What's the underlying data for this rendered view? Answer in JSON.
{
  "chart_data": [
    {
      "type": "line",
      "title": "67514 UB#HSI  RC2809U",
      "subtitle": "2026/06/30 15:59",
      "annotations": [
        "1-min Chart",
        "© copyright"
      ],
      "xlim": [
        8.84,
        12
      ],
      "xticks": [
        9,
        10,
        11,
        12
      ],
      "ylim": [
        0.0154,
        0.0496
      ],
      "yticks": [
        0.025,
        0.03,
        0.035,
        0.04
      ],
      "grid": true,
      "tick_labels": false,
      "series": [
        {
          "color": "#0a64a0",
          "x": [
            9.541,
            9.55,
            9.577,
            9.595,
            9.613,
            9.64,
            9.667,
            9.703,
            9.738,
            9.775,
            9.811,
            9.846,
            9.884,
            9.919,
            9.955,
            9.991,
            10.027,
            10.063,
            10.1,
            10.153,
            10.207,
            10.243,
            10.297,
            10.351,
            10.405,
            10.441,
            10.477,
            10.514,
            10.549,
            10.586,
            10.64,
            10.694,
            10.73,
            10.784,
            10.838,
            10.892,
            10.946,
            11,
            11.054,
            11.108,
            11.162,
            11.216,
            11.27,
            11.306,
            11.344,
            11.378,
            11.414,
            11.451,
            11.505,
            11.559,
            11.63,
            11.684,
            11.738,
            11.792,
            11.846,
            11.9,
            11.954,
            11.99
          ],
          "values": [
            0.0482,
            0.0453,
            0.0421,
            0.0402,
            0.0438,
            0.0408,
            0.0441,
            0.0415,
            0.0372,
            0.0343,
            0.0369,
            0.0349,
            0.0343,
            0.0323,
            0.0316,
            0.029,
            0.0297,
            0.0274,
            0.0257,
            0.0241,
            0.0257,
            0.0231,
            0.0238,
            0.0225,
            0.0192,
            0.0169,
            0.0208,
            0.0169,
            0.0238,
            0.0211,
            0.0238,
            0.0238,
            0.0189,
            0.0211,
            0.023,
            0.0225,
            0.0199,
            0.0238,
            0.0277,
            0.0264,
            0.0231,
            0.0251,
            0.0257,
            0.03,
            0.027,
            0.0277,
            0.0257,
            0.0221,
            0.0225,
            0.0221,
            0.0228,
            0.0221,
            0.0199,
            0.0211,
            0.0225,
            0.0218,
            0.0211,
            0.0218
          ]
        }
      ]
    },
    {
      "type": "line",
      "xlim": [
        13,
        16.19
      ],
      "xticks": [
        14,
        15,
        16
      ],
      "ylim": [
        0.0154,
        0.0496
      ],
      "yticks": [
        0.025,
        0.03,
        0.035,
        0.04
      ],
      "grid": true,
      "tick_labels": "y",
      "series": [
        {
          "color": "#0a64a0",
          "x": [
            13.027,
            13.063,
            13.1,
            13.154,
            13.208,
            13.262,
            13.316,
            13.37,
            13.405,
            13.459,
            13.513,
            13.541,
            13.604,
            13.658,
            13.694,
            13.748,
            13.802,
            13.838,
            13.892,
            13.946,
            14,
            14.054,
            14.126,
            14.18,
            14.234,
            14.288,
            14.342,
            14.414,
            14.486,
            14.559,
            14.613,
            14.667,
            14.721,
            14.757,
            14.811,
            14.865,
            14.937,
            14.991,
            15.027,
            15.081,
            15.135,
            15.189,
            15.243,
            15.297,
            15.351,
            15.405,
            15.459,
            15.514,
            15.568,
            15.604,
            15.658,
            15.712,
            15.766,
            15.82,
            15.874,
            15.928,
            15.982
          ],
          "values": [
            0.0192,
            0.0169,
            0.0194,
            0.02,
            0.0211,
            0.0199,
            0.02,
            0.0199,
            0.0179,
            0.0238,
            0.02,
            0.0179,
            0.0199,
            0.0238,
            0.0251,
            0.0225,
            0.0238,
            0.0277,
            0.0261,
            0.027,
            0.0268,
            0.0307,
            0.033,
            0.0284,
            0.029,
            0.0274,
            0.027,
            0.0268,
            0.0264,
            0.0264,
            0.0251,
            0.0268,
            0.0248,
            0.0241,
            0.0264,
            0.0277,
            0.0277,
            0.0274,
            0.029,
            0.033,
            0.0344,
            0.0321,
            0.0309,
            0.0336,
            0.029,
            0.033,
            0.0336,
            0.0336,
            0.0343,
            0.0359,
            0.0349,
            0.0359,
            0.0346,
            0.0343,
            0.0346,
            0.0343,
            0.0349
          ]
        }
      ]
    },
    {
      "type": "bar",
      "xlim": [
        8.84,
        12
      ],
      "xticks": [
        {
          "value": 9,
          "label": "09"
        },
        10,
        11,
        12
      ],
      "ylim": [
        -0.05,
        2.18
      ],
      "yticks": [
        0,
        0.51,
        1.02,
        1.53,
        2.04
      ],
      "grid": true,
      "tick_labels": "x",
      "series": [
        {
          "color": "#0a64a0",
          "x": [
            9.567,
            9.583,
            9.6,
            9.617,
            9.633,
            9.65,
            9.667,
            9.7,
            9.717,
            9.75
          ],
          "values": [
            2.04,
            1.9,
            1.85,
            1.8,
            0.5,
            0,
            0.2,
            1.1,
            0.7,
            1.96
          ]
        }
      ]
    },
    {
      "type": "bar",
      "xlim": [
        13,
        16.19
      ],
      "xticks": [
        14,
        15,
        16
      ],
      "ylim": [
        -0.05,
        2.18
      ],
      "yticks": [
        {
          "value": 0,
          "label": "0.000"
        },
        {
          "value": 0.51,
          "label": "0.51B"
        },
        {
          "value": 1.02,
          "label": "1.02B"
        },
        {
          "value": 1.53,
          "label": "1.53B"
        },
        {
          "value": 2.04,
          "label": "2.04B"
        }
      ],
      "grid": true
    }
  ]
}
_ _ _ _
_Written exercise_: Write out every entry verbatim.

_Response to the exercise_:
What's the underlying data for this rendered view? Answer in JSON.
{
  "chart_data": [
    {
      "type": "line",
      "title": "67514 UB#HSI  RC2809U",
      "subtitle": "2026/06/30 15:59",
      "annotations": [
        "1-min Chart",
        "© copyright"
      ],
      "xlim": [
        8.84,
        12
      ],
      "xticks": [
        9,
        10,
        11,
        12
      ],
      "ylim": [
        0.0154,
        0.0496
      ],
      "yticks": [
        0.025,
        0.03,
        0.035,
        0.04
      ],
      "grid": true,
      "tick_labels": false,
      "series": [
        {
          "color": "#0a64a0",
          "x": [
            9.541,
            9.55,
            9.577,
            9.595,
            9.613,
            9.64,
            9.667,
            9.703,
            9.738,
            9.775,
            9.811,
            9.846,
            9.884,
            9.919,
            9.955,
            9.991,
            10.027,
            10.063,
            10.1,
            10.153,
            10.207,
            10.243,
            10.297,
            10.351,
            10.405,
            10.441,
            10.477,
            10.514,
            10.549,
            10.586,
            10.64,
            10.694,
            10.73,
            10.784,
            10.838,
            10.892,
            10.946,
            11,
            11.054,
            11.108,
            11.162,
            11.216,
            11.27,
            11.306,
            11.344,
            11.378,
            11.414,
            11.451,
            11.505,
            11.559,
            11.63,
            11.684,
            11.738,
            11.792,
            11.846,
            11.9,
            11.954,
            11.99
          ],
          "values": [
            0.0482,
            0.0453,
            0.0421,
            0.0402,
            0.0438,
            0.0408,
            0.0441,
            0.0415,
            0.0372,
            0.0343,
            0.0369,
            0.0349,
            0.0343,
            0.0323,
            0.0316,
            0.029,
            0.0297,
            0.0274,
            0.0257,
            0.0241,
            0.0257,
            0.0231,
            0.0238,
            0.0225,
            0.0192,
            0.0169,
            0.0208,
            0.0169,
            0.0238,
            0.0211,
            0.0238,
            0.0238,
            0.0189,
            0.0211,
            0.023,
            0.0225,
            0.0199,
            0.0238,
            0.0277,
            0.0264,
            0.0231,
            0.0251,
            0.0257,
            0.03,
            0.027,
            0.0277,
            0.0257,
            0.0221,
            0.0225,
            0.0221,
            0.0228,
            0.0221,
            0.0199,
            0.0211,
            0.0225,
            0.0218,
            0.0211,
            0.0218
          ]
        }
      ]
    },
    {
      "type": "line",
      "xlim": [
        13,
        16.19
      ],
      "xticks": [
        14,
        15,
        16
      ],
      "ylim": [
        0.0154,
        0.0496
      ],
      "yticks": [
        0.025,
        0.03,
        0.035,
        0.04
      ],
      "grid": true,
      "tick_labels": "y",
      "series": [
        {
          "color": "#0a64a0",
          "x": [
            13.027,
            13.063,
            13.1,
            13.154,
            13.208,
            13.262,
            13.316,
            13.37,
            13.405,
            13.459,
            13.513,
            13.541,
            13.604,
            13.658,
            13.694,
            13.748,
            13.802,
            13.838,
            13.892,
            13.946,
            14,
            14.054,
            14.126,
            14.18,
            14.234,
            14.288,
            14.342,
            14.414,
            14.486,
            14.559,
            14.613,
            14.667,
            14.721,
            14.757,
            14.811,
            14.865,
            14.937,
            14.991,
            15.027,
            15.081,
            15.135,
            15.189,
            15.243,
            15.297,
            15.351,
            15.405,
            15.459,
            15.514,
            15.568,
            15.604,
            15.658,
            15.712,
            15.766,
            15.82,
            15.874,
            15.928,
            15.982
          ],
          "values": [
            0.0192,
            0.0169,
            0.0194,
            0.02,
            0.0211,
            0.0199,
            0.02,
            0.0199,
            0.0179,
            0.0238,
            0.02,
            0.0179,
            0.0199,
            0.0238,
            0.0251,
            0.0225,
            0.0238,
            0.0277,
            0.0261,
            0.027,
            0.0268,
            0.0307,
            0.033,
            0.0284,
            0.029,
            0.0274,
            0.027,
            0.0268,
            0.0264,
            0.0264,
            0.0251,
            0.0268,
            0.0248,
            0.0241,
            0.0264,
            0.0277,
            0.0277,
            0.0274,
            0.029,
            0.033,
            0.0344,
            0.0321,
            0.0309,
            0.0336,
            0.029,
            0.033,
            0.0336,
            0.0336,
            0.0343,
            0.0359,
            0.0349,
            0.0359,
            0.0346,
            0.0343,
            0.0346,
            0.0343,
            0.0349
          ]
        }
      ]
    },
    {
      "type": "bar",
      "xlim": [
        8.84,
        12
      ],
      "xticks": [
        {
          "value": 9,
          "label": "09"
        },
        10,
        11,
        12
      ],
      "ylim": [
        -0.05,
        2.18
      ],
      "yticks": [
        0,
        0.51,
        1.02,
        1.53,
        2.04
      ],
      "grid": true,
      "tick_labels": "x",
      "series": [
        {
          "color": "#0a64a0",
          "x": [
            9.567,
            9.583,
            9.6,
            9.617,
            9.633,
            9.65,
            9.667,
            9.7,
            9.717,
            9.75
          ],
          "values": [
            2.04,
            1.9,
            1.85,
            1.8,
            0.5,
            0,
            0.2,
            1.1,
            0.7,
            1.96
          ]
        }
      ]
    },
    {
      "type": "bar",
      "xlim": [
        13,
        16.19
      ],
      "xticks": [
        14,
        15,
        16
      ],
      "ylim": [
        -0.05,
        2.18
      ],
      "yticks": [
        {
          "value": 0,
          "label": "0.000"
        },
        {
          "value": 0.51,
          "label": "0.51B"
        },
        {
          "value": 1.02,
          "label": "1.02B"
        },
        {
          "value": 1.53,
          "label": "1.53B"
        },
        {
          "value": 2.04,
          "label": "2.04B"
        }
      ],
      "grid": true
    }
  ]
}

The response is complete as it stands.